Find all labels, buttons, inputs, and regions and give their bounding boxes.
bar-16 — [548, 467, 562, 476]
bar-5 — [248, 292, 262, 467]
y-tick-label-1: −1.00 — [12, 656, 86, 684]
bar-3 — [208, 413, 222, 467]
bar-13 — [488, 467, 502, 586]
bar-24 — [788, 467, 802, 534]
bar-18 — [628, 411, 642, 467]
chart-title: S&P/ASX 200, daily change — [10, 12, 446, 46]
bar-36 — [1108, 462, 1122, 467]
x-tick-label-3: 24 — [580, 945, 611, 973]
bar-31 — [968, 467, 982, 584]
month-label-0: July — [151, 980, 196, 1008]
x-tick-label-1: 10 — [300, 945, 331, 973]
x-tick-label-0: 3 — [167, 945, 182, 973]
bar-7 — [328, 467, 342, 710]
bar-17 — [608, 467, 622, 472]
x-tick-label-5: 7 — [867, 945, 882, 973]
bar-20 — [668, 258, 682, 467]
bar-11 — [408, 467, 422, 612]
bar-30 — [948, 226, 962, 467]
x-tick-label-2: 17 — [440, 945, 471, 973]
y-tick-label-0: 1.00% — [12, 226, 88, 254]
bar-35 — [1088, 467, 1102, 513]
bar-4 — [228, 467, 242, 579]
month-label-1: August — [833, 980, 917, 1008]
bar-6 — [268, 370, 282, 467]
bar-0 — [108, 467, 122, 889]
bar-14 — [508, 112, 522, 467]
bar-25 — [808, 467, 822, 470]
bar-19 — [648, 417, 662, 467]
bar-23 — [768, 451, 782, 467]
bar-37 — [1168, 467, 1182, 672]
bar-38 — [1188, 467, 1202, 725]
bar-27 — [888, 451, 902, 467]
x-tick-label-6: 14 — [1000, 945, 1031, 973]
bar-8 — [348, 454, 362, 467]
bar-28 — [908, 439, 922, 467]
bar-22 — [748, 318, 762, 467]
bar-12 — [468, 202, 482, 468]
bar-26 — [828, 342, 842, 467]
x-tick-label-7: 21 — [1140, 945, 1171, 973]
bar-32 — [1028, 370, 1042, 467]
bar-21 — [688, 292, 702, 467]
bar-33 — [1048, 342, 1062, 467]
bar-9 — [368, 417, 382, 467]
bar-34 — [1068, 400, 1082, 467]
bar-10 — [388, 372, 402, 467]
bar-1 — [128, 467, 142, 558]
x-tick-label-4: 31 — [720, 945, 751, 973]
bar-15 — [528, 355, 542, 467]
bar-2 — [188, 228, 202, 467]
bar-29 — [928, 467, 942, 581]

- - -

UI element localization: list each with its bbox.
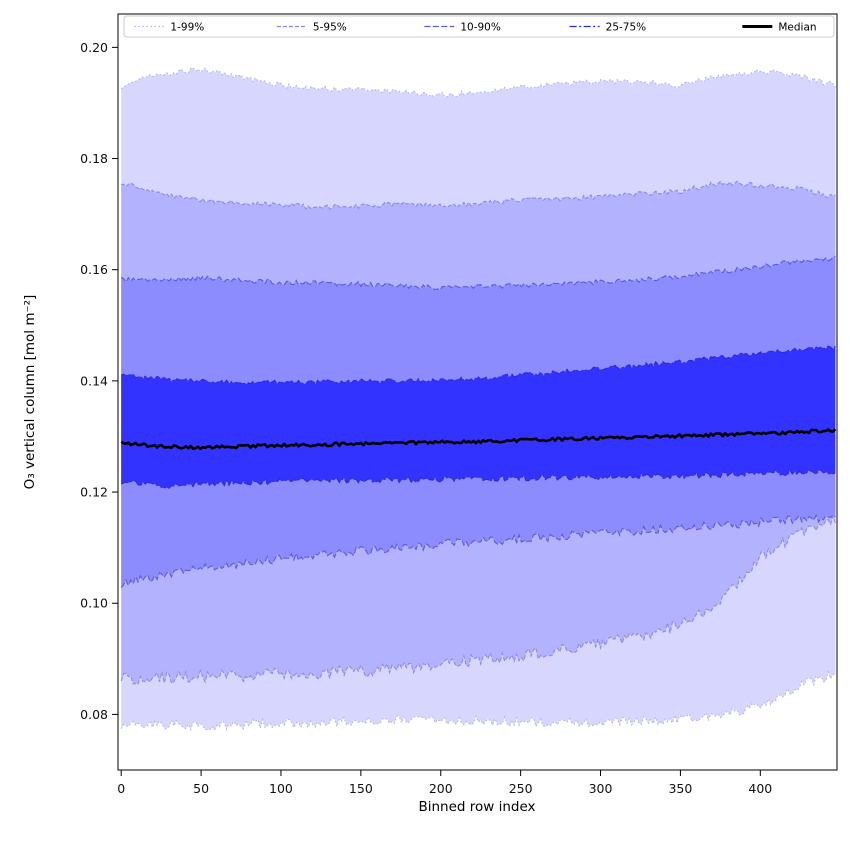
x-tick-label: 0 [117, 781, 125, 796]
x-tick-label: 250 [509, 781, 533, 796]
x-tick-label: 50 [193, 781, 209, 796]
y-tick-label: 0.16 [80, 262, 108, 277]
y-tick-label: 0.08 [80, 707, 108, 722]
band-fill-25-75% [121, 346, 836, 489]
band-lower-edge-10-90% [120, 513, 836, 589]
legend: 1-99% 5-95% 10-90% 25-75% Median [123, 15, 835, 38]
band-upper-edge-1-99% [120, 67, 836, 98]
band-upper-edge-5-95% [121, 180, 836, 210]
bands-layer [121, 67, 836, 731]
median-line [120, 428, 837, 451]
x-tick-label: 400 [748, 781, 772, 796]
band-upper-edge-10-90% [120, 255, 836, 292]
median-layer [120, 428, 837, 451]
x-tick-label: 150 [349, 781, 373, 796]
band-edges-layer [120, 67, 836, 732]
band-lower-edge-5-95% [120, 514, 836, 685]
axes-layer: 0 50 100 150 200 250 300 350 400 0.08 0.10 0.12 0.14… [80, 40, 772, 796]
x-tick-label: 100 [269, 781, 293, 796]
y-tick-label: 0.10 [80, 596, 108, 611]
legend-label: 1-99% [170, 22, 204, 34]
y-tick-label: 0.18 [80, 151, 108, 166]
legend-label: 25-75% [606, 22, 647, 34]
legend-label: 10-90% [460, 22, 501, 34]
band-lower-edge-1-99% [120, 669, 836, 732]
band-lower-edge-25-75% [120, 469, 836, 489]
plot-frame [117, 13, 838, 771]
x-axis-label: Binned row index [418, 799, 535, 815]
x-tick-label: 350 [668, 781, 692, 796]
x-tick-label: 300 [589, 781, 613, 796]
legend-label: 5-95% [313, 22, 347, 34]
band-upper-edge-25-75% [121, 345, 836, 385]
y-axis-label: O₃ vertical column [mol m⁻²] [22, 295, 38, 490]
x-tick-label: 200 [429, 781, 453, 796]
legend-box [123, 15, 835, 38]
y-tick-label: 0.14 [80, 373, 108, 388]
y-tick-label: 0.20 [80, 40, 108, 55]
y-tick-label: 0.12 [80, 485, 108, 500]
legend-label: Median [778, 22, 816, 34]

- - -

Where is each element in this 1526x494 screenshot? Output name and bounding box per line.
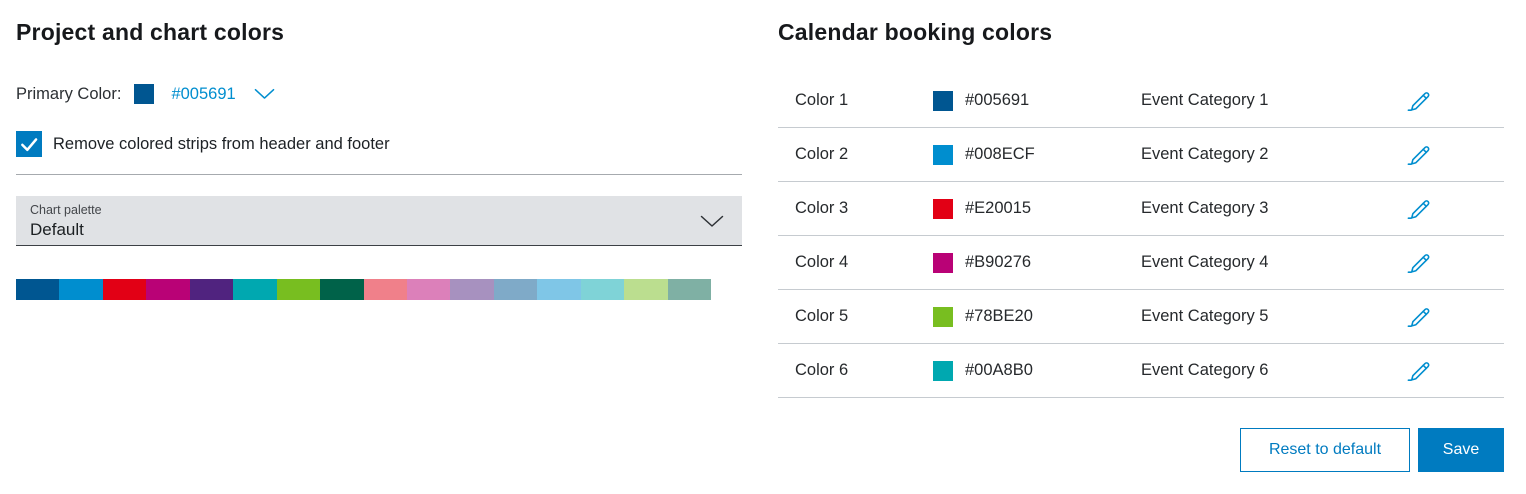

- - -

* _STATED TASK_
List every line of the records above that contains the string "element". Matching is case-sensitive.

* _WRITTEN SOLUTION_
UI element localization: list each with its bbox.
Where is each element in this 1526x494 screenshot? Output name and bounding box per line.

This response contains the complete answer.